Task objective – Copy every line from the records below that holds the word "JSON".
BEGIN Data rows
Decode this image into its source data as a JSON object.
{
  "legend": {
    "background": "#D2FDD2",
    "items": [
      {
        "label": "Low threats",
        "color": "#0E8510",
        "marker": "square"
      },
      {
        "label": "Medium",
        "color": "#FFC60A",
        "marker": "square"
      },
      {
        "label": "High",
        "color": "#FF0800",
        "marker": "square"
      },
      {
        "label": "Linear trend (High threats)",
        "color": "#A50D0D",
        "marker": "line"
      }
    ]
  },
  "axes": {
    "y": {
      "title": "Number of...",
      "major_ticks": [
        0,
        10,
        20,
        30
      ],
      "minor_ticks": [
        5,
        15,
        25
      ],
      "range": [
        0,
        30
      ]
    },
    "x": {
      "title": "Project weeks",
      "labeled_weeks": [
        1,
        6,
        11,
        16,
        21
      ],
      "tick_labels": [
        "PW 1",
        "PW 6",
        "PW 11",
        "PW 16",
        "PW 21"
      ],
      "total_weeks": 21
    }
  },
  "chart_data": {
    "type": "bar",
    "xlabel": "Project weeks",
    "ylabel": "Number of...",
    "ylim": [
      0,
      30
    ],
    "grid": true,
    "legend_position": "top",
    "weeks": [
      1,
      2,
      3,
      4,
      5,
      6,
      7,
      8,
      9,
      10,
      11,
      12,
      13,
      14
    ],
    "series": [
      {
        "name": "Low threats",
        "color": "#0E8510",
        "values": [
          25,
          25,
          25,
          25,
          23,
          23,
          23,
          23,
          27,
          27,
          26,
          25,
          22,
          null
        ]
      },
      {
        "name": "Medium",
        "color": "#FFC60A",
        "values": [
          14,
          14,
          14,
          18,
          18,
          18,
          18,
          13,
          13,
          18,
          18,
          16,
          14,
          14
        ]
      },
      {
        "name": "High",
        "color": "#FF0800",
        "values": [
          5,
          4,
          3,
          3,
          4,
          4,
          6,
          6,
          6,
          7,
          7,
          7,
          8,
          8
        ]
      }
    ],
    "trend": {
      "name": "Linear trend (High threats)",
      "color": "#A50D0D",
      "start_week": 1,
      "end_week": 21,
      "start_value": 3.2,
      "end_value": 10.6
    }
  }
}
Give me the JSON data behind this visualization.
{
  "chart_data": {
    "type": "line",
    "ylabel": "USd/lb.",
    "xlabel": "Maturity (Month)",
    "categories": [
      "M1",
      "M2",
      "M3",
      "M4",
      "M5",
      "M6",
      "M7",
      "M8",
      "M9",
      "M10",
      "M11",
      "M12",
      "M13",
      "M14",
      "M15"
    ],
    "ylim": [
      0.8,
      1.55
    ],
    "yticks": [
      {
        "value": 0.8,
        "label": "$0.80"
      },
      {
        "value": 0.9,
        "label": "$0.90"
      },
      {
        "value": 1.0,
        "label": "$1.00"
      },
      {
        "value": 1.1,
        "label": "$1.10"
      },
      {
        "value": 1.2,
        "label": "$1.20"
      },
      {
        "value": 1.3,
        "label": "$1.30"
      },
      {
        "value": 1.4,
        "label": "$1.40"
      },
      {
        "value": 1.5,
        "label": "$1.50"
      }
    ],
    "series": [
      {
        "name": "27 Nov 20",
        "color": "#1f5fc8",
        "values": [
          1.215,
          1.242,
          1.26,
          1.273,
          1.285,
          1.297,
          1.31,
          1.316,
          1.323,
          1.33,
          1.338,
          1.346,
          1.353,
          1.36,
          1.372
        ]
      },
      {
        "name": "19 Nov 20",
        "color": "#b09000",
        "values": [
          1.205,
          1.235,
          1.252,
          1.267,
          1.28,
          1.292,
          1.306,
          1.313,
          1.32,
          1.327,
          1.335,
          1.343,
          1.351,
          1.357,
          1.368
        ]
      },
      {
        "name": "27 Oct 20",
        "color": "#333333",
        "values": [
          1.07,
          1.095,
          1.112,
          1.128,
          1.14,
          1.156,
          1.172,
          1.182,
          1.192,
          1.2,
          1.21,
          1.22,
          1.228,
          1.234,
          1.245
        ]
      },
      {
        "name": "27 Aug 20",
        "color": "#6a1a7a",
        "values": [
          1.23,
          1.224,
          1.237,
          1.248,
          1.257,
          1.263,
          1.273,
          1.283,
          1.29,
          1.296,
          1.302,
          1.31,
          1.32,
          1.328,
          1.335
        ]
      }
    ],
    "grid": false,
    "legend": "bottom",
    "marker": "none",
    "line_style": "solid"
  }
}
END Data rows
Written reply –
Decode this image into its source data as a JSON object.
Give me the JSON data behind this visualization.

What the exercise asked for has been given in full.